(Problem description) Repeat, exactly and completely, the material that follows. Omit the pictures.

(Material for this exercise)
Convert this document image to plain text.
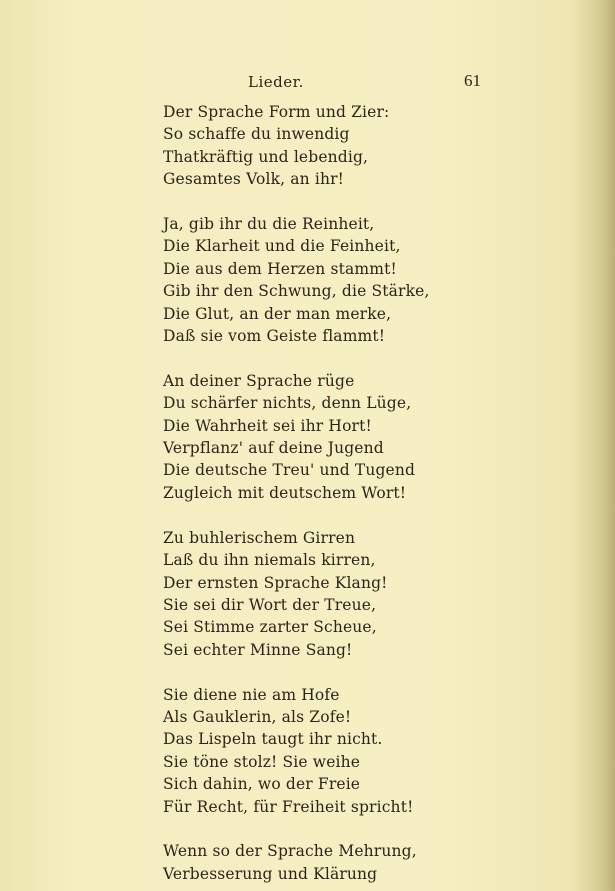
Lieder.	61
Der Sprache Form und Zier:
So schaffe du inwendig
Thatkräftig und lebendig,
Gesamtes Volk, an ihr!
Ja, gib ihr du die Reinheit,
Die Klarheit und die Feinheit,
Die aus dem Herzen stammt!
Gib ihr den Schwung, die Stärke,
Die Glut, an der man merke,
Daß sie vom Geiste flammt!
An deiner Sprache rüge
Du schärfer nichts, denn Lüge,
Die Wahrheit sei ihr Hort!
Verpflanz' auf deine Jugend
Die deutsche Treu' und Tugend
Zugleich mit deutschem Wort!
Zu buhlerischem Girren
Laß du ihn niemals kirren,
Der ernsten Sprache Klang!
Sie sei dir Wort der Treue,
Sei Stimme zarter Scheue,
Sei echter Minne Sang!
Sie diene nie am Hofe
Als Gauklerin, als Zofe!
Das Lispeln taugt ihr nicht.
Sie töne stolz! Sie weihe
Sich dahin, wo der Freie
Für Recht, für Freiheit spricht!
Wenn so der Sprache Mehrung,
Verbesserung und Klärung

(Written solution)
Convert this document image to plain text.
Lieder.	61
Der Sprache Form und Zier:
So schaffe du inwendig
Thatkräftig und lebendig,
Gesamtes Volk, an ihr!
Ja, gib ihr du die Reinheit,
Die Klarheit und die Feinheit,
Die aus dem Herzen stammt!
Gib ihr den Schwung, die Stärke,
Die Glut, an der man merke,
Daß sie vom Geiste flammt!
An deiner Sprache rüge
Du schärfer nichts, denn Lüge,
Die Wahrheit sei ihr Hort!
Verpflanz' auf deine Jugend
Die deutsche Treu' und Tugend
Zugleich mit deutschem Wort!
Zu buhlerischem Girren
Laß du ihn niemals kirren,
Der ernsten Sprache Klang!
Sie sei dir Wort der Treue,
Sei Stimme zarter Scheue,
Sei echter Minne Sang!
Sie diene nie am Hofe
Als Gauklerin, als Zofe!
Das Lispeln taugt ihr nicht.
Sie töne stolz! Sie weihe
Sich dahin, wo der Freie
Für Recht, für Freiheit spricht!
Wenn so der Sprache Mehrung,
Verbesserung und Klärung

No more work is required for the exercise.